----- Extrait du texte
3- L’application des principes en l’espèce

a)     La requête en exclusion de la preuve présentable devant la Cour supérieure

[28]           Tout lien allégué entre Kensey Simon et l’appartement sur la rue Chambord est logiquement pertinent. Rappelons que le ministère public va tenter d’établir qu’en plus du 17 mars 2021, l’accusé s’y est trouvé à plusieurs reprises. Ces présences répétées, si elles sont avérées, peuvent avoir un impact sur la force de l’inférence que l’accusé connaissait la nature des activités qui se déroulaient dans l’appartement, ou encore l’inférence qu’il y participait.

[29]           Dans ce contexte, le fait de voir son véhicule sur les lieux – une ou plusieurs fois – est un élément permettant d’accroître la probabilité logique qu’il avait un lien avec l’appartement. Suivant le même courant logique, le ministère public est en droit de tenter de démontrer qu’en plus d’être immatriculé au nom de Kensey Simon, ledit véhicule était bel et bien utilisé par Kensey Simon.

[30]           Dans cette optique, un jury agissant de façon raisonnable, suivant le bon sens et l’expérience humaine, pourrait déduire que si une requête pour la Cour supérieure (dont il est requérant) se trouve dans le véhicule, il est plus probable que Kensey Simon utilise effectivement ledit véhicule. L’inférence potentielle est davantage renforcée par le fait que la preuve est muette concernant l’existence d’un Shawn Legoute en l’espèce.
----------
----- Données enregistrées
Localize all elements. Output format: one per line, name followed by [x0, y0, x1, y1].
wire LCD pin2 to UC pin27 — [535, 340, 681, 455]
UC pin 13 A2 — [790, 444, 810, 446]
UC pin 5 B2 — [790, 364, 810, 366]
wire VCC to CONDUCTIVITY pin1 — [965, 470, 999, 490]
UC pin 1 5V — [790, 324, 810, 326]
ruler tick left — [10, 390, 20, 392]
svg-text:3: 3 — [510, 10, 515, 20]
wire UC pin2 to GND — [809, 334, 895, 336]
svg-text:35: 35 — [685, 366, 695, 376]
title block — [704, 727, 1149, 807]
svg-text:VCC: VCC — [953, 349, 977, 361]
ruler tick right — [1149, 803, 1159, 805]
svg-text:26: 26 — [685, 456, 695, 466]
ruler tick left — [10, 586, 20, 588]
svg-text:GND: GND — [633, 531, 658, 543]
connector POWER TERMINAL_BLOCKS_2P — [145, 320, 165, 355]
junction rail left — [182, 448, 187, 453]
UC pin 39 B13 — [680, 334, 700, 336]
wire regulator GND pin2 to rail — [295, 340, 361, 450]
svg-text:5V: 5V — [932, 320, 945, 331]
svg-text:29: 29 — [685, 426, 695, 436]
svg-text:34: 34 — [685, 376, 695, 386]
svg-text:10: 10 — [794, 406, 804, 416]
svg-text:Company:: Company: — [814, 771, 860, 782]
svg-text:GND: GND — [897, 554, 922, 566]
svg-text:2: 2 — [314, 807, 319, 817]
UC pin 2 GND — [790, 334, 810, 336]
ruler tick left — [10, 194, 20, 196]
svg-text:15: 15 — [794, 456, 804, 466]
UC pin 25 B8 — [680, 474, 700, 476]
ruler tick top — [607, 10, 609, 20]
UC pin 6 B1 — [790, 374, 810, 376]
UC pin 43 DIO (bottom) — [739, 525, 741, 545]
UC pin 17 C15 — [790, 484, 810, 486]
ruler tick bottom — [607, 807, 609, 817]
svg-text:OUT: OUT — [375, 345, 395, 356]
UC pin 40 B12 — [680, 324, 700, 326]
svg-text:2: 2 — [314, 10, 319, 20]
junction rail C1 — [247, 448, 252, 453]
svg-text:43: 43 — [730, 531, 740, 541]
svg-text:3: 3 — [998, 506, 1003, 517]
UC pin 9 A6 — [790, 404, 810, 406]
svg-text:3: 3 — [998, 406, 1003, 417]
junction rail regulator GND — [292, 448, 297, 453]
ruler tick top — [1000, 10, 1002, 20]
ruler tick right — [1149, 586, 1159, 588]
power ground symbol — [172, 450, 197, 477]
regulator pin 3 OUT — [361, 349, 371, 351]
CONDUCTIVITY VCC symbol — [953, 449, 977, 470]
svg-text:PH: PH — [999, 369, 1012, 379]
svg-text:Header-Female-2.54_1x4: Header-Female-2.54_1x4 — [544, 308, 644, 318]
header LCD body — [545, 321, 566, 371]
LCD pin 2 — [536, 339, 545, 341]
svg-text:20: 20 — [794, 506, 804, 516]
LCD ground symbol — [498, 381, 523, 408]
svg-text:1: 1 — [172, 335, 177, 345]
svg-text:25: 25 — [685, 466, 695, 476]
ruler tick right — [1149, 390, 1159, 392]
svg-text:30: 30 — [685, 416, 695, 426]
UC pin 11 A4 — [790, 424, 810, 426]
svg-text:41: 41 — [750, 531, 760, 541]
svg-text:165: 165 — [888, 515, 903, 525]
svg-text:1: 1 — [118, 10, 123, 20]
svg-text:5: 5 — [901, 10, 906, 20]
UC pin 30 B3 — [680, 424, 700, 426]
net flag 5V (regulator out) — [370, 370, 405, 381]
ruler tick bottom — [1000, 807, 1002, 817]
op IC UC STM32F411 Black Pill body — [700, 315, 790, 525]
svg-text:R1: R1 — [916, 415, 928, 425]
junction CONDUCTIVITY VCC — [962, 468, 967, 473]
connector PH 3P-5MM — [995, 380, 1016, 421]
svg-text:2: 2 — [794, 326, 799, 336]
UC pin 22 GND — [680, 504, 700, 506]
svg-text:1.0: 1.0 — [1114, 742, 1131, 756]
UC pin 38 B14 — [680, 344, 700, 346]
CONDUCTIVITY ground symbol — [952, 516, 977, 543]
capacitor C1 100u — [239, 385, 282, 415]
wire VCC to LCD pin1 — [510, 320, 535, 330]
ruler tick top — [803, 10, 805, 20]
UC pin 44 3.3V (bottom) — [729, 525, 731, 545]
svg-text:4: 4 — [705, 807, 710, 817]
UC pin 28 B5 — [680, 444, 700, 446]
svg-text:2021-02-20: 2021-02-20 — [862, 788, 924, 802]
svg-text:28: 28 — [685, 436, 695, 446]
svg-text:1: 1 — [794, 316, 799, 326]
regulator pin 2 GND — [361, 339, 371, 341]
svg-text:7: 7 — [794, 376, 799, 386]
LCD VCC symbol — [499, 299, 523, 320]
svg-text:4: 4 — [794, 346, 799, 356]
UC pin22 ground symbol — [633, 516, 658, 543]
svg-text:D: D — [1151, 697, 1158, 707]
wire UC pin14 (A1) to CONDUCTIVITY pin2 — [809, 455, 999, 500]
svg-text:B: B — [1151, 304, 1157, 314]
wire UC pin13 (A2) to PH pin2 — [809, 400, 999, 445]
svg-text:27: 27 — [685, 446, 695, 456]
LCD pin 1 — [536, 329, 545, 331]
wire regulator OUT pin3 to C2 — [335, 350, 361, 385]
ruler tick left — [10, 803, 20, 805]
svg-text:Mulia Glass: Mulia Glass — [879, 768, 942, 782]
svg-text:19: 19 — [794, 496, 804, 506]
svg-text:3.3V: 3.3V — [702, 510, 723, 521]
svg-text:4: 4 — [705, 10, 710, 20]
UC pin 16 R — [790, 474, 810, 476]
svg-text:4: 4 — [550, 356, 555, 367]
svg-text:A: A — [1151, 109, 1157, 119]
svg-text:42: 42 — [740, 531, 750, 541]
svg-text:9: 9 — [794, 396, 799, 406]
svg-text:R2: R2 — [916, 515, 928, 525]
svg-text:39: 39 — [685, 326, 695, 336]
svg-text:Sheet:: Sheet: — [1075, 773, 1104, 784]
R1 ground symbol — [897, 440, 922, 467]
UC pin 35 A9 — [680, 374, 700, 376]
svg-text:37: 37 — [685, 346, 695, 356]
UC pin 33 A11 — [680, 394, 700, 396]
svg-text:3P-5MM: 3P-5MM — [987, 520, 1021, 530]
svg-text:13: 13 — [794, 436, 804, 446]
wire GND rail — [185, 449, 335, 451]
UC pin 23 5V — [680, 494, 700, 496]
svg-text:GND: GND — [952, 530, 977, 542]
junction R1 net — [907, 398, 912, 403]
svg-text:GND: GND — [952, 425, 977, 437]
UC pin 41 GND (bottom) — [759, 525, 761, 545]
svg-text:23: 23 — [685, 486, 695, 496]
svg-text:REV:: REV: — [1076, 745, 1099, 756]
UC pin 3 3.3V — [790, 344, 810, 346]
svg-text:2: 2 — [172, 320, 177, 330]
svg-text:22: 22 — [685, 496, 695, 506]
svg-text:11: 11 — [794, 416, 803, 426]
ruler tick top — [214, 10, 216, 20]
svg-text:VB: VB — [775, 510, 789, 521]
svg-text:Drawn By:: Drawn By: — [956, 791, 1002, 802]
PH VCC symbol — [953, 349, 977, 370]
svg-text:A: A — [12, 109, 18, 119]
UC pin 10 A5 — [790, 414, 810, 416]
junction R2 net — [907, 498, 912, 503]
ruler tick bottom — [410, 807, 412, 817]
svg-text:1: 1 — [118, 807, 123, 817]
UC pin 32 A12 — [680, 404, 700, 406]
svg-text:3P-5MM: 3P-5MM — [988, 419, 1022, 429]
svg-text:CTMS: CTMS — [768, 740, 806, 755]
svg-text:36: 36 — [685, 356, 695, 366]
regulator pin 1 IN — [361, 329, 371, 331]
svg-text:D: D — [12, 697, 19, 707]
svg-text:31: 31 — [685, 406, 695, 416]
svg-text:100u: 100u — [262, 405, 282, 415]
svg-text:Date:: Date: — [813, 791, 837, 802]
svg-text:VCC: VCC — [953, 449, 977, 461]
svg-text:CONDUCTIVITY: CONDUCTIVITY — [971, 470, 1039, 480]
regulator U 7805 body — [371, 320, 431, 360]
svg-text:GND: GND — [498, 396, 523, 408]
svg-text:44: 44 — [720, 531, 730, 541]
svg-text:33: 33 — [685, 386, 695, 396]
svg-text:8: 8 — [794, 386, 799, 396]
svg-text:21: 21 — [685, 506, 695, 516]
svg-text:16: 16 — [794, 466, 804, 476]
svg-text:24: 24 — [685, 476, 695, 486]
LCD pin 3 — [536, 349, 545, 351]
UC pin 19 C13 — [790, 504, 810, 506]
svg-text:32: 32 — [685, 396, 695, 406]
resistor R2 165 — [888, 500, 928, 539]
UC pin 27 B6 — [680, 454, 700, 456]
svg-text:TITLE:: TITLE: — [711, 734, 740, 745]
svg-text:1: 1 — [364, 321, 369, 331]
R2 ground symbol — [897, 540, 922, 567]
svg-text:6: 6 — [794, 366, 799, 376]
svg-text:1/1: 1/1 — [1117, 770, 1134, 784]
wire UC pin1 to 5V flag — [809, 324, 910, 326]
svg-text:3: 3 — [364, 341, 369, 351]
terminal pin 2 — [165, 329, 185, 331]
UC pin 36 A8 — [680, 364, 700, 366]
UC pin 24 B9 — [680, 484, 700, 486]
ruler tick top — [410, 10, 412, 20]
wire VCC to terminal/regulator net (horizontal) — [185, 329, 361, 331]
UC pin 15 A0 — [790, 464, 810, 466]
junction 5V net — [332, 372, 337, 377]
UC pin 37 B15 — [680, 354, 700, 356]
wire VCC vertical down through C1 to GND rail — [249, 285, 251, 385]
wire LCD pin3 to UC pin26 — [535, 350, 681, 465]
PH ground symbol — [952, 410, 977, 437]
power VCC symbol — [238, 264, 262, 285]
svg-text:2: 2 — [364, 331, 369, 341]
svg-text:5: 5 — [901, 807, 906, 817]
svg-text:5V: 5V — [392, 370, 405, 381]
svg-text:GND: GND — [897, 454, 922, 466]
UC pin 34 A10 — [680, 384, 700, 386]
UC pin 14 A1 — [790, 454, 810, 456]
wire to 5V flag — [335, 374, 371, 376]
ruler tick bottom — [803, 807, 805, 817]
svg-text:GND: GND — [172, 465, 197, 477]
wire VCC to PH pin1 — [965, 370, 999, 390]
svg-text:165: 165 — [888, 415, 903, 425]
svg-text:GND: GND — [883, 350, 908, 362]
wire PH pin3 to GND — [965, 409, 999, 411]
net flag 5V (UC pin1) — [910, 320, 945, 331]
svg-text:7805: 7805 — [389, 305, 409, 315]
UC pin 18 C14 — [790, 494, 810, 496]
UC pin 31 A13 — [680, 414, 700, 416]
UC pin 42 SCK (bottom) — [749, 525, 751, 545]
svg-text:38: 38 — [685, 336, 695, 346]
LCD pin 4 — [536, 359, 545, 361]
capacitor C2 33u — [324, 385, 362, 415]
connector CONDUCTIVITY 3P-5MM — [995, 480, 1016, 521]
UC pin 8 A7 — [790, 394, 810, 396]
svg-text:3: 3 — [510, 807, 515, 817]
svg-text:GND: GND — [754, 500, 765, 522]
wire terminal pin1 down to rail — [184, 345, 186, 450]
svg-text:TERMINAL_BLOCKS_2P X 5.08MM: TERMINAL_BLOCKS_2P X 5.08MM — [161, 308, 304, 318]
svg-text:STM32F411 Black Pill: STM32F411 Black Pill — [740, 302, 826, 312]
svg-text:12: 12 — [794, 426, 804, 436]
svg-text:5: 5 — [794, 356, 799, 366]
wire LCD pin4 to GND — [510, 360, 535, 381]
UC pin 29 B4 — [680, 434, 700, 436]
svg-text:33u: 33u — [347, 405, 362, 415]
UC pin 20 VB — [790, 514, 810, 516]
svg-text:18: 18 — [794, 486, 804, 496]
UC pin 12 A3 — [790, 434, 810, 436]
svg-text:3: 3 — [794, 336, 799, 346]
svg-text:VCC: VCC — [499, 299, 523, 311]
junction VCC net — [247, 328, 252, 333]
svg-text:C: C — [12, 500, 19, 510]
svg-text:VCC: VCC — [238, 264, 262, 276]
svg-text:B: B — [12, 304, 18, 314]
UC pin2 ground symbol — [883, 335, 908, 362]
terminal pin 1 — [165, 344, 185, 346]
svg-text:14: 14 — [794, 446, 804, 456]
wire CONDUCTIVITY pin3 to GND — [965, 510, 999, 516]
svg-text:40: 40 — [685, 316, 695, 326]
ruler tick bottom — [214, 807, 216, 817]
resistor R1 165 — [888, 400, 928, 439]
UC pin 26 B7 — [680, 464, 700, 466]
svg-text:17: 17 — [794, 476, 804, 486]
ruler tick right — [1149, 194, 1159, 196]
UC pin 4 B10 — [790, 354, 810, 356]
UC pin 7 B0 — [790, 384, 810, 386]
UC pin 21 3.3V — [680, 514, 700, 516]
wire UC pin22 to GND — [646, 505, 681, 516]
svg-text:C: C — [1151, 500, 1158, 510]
----------
> **Vos consignes**
1) Recopiez le passage de l'extrait de jugement qui commence à "[28]           Tout lien" et se termine à "par Kensey Simon.".
2) Répondez à ces questions d'après l'extrait de jugement.
(a) Quelle date précise le ministère public mentionne-t-il pour la présence de l'accusé dans l'appartement ?
(b) Sur quelle rue se trouve l'appartement ?
(c) Quel document trouvé dans le véhicule sert de fondement à l'inférence présentée au paragraphe [30] ?
3) Rédigez la suite de l'extrait de jugement sur la requête en exclusion de la preuve, en partant de la fin du paragraphe [30].

> **Corrigé des exercices**
1)
[28]           Tout lien allégué entre Kensey Simon et l’appartement sur la rue Chambord est logiquement pertinent. Rappelons que le ministère public va tenter d’établir qu’en plus du 17 mars 2021, l’accusé s’y est trouvé à plusieurs reprises. Ces présences répétées, si elles sont avérées, peuvent avoir un impact sur la force de l’inférence que l’accusé connaissait la nature des activités qui se déroulaient dans l’appartement, ou encore l’inférence qu’il y participait.

[29]           Dans ce contexte, le fait de voir son véhicule sur les lieux – une ou plusieurs fois – est un élément permettant d’accroître la probabilité logique qu’il avait un lien avec l’appartement. Suivant le même courant logique, le ministère public est en droit de tenter de démontrer qu’en plus d’être immatriculé au nom de Kensey Simon, ledit véhicule était bel et bien utilisé par Kensey Simon.

2)
(a) Le 17 mars 2021.
(b) La rue Chambord.
(c) Une requête pour la Cour supérieure.

3)
[31]           La défense souligne à bon droit que certains témoins de la poursuite ont déjà témoigné à l’effet que l’accusé a été vu à bord du Honda Civic en question et ce, à proximité de l’appartement au 5880 rue Chambord. Au même chapitre, il est en preuve que selon les recherches policières dans les banques de données, aux moments pertinents, le véhicule était immatriculé au nom de Kensey Simon.

[32]           Malgré ces éléments de preuve, ces sujets ne font l’objet d’aucune admission formelle de la part de l’accusé. Ils ne figurent pas dans les deux listes détaillées d’admissions déjà déposées en preuve[11]. Ainsi, il est loisible à la Couronne de vouloir bonifier sa preuve à un degré qu’elle juge approprié. Elle est maître de sa preuve et elle exerce son pouvoir discrétionnaire en choisissant quels éléments présenter à charge contre l’accusé.

[33]           Le Tribunal note d’ailleurs que dans la première semaine du procès, la défense a contre-interrogé au peigne fin tous les policiers ayant procédé à la filature, notamment sur leur identification de monsieur Simon, de ses mouvements et des endroits concernés. Il me paraît évident que les observations des policiers font l’objet d’une contestation soutenue en l’espèce.

[34]           Nous sommes donc à des années lumières du scénario envisagé par la Cour suprême du Canada dans l’arrêt R. c. Handy, où elle précisait que « si la question n’est plus litigieuse, comme, par exemple, lorsque l’accusé a admis le fait, la preuve n’est plus pertinente et doit être exclue »[12].

[35]           Cette preuve est donc pertinente.

[36]           Reste la question du préjudice. Rappelons que le risque d’un raisonnement interdit est amoindri dans un procès  présidé par un juge seul.

[37]           D’abord, l’existence d’une cause pendante en mars 2021 n’est pas en soi révélatrice d’une conduite indigne de la part de monsieur Simon. Le Tribunal ne sait pas si ladite cause est toujours existante. De plus, tout préjudice potentiel s’évapore de par l’effet de la présomption d’innocence. Une cause pendante ne permet surtout pas à un juge des faits de présumer que l’individu est coupable de quoi que ce soit. Par exemple, les photos contenues dans la pièce VD-2 ne démontrent pas que monsieur Simon a une condamnation antérieure provenant de la Cour supérieure.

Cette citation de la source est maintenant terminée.